**Directions for this task**. In the entries below, find the lines with the word "нужд" and copy them.

**Material provided**.
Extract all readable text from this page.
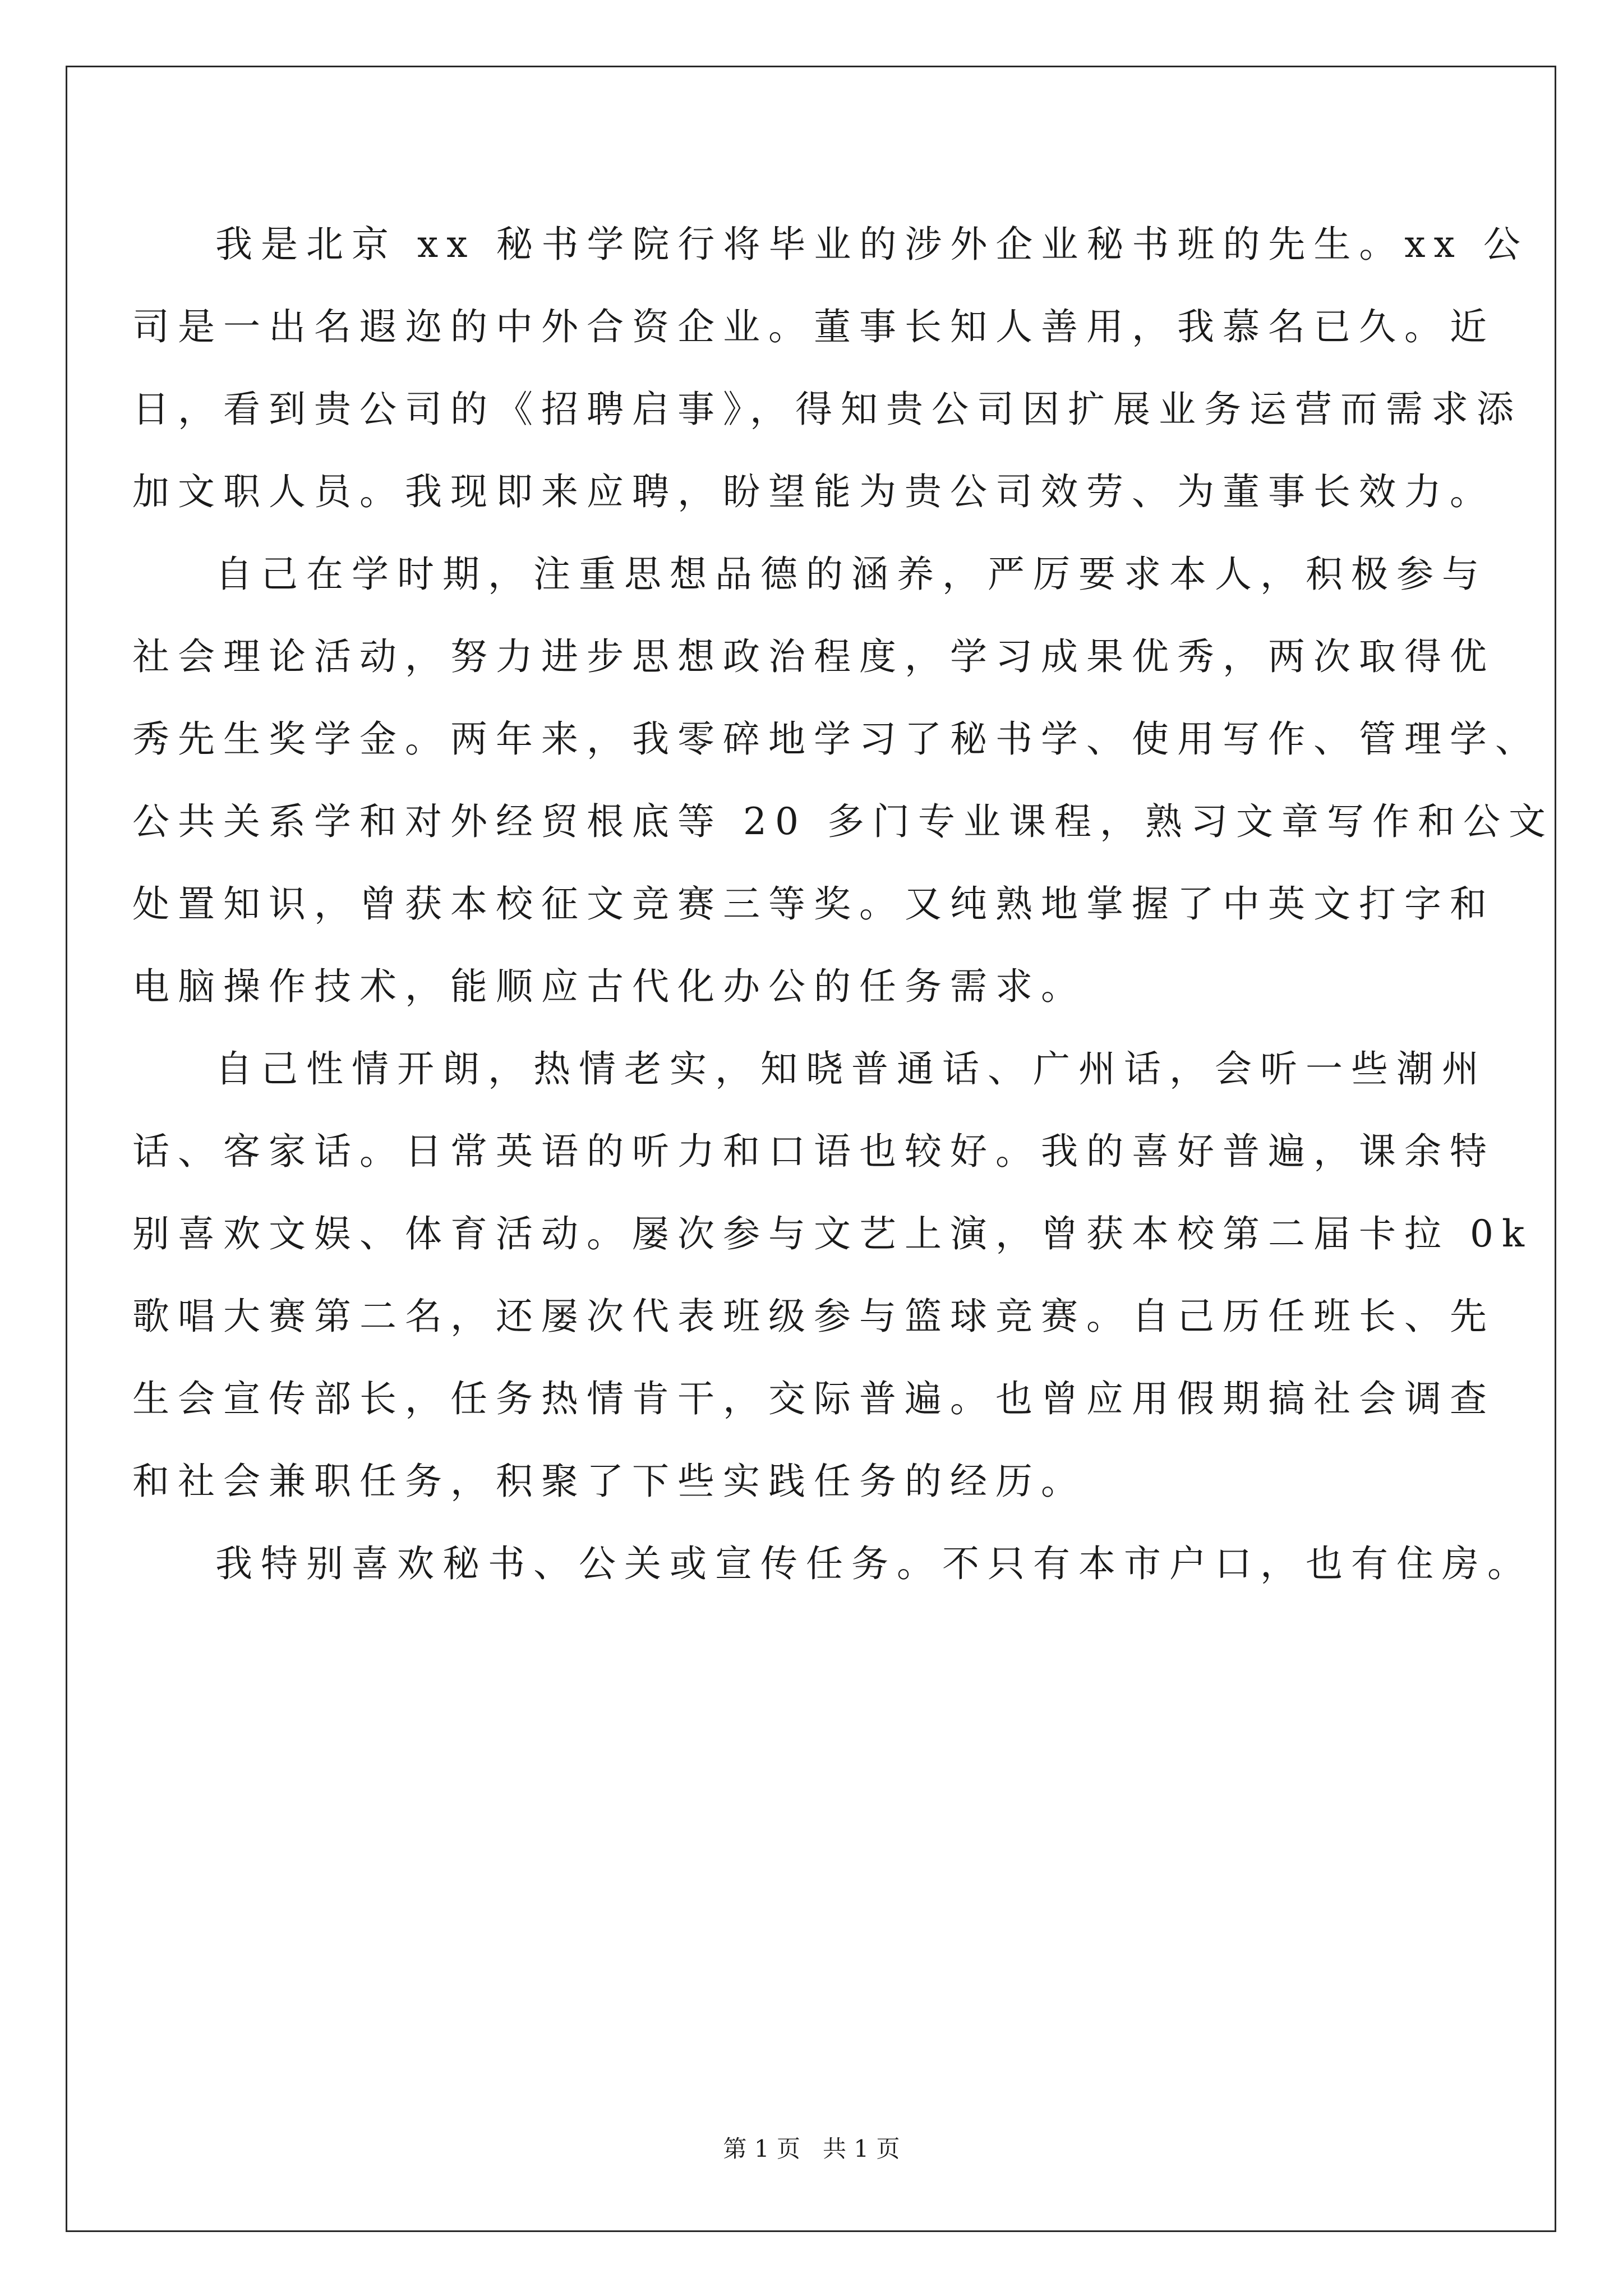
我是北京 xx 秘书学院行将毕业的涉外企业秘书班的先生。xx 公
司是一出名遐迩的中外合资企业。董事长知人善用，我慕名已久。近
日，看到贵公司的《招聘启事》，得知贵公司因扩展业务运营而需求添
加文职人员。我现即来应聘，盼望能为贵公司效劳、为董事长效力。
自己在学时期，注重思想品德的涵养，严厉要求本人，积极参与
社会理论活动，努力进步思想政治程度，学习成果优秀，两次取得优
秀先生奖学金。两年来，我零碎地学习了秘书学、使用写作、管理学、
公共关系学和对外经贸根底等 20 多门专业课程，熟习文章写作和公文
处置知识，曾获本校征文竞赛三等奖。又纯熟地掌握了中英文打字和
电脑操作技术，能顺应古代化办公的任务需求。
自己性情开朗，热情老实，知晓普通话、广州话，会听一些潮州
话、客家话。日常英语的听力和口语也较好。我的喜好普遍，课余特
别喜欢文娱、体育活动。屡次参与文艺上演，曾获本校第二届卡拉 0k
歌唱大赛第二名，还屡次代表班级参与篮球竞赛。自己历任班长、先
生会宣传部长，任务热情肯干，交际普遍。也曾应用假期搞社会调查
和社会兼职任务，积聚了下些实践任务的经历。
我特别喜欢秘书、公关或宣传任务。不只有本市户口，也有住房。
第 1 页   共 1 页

* * *

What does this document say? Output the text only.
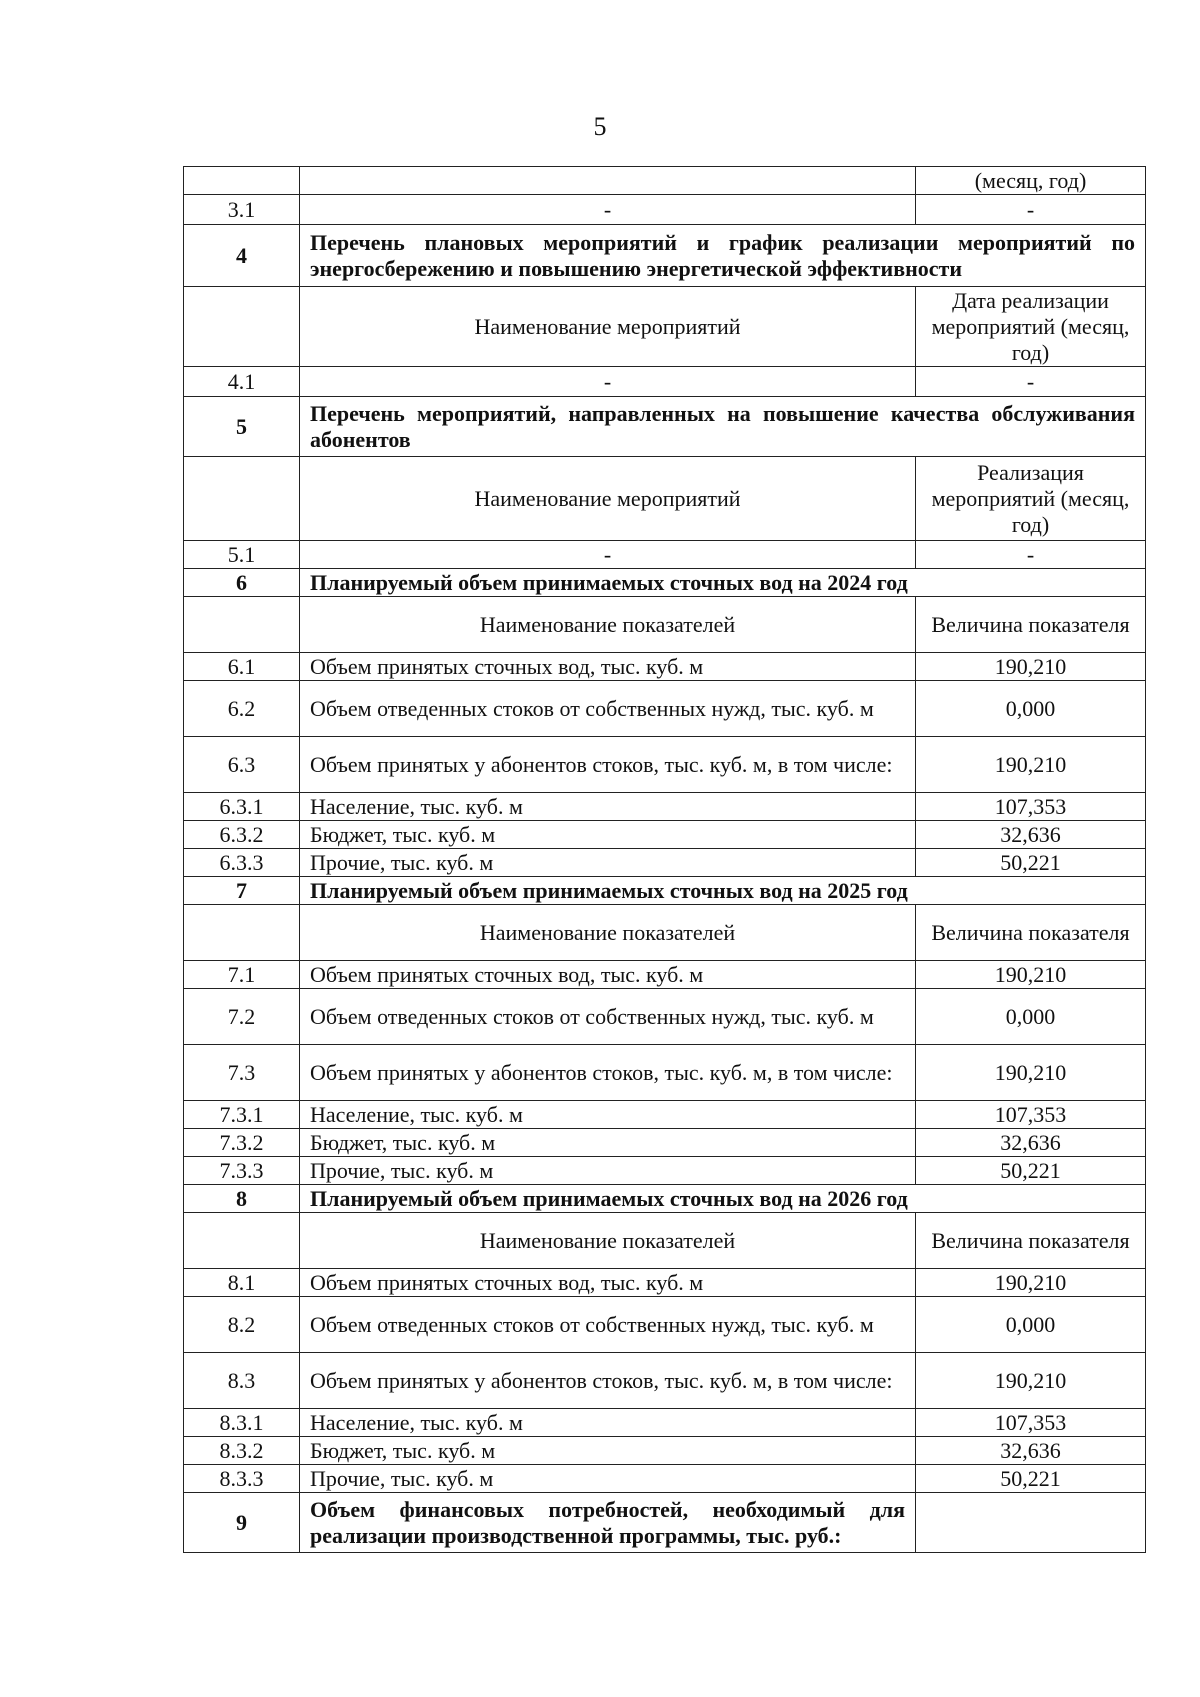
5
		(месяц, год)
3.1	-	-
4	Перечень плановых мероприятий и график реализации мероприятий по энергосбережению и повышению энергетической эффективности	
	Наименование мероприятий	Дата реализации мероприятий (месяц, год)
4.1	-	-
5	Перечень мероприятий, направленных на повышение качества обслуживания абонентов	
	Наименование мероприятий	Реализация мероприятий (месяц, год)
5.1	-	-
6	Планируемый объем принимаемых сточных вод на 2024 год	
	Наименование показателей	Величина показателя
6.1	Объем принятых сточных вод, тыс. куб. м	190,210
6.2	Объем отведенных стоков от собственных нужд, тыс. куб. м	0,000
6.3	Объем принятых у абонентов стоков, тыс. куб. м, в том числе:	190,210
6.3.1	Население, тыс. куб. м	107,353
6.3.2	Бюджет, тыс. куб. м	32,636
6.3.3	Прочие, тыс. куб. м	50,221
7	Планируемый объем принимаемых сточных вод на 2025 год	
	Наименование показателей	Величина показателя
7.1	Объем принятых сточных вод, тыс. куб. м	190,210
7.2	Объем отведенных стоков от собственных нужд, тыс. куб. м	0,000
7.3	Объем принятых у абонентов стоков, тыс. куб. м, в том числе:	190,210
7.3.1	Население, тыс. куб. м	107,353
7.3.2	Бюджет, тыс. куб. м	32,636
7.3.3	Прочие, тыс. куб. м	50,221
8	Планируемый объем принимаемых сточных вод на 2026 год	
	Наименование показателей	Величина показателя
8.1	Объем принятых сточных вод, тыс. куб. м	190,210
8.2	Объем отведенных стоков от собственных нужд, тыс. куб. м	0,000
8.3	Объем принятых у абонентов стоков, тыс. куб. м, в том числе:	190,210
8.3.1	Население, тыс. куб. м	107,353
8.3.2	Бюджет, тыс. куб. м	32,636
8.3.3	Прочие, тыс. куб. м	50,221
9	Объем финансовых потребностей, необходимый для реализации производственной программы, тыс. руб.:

**Result for this task**.
6.2	Объем отведенных стоков от собственных нужд, тыс. куб. м	0,000
7.2	Объем отведенных стоков от собственных нужд, тыс. куб. м	0,000
8.2	Объем отведенных стоков от собственных нужд, тыс. куб. м	0,000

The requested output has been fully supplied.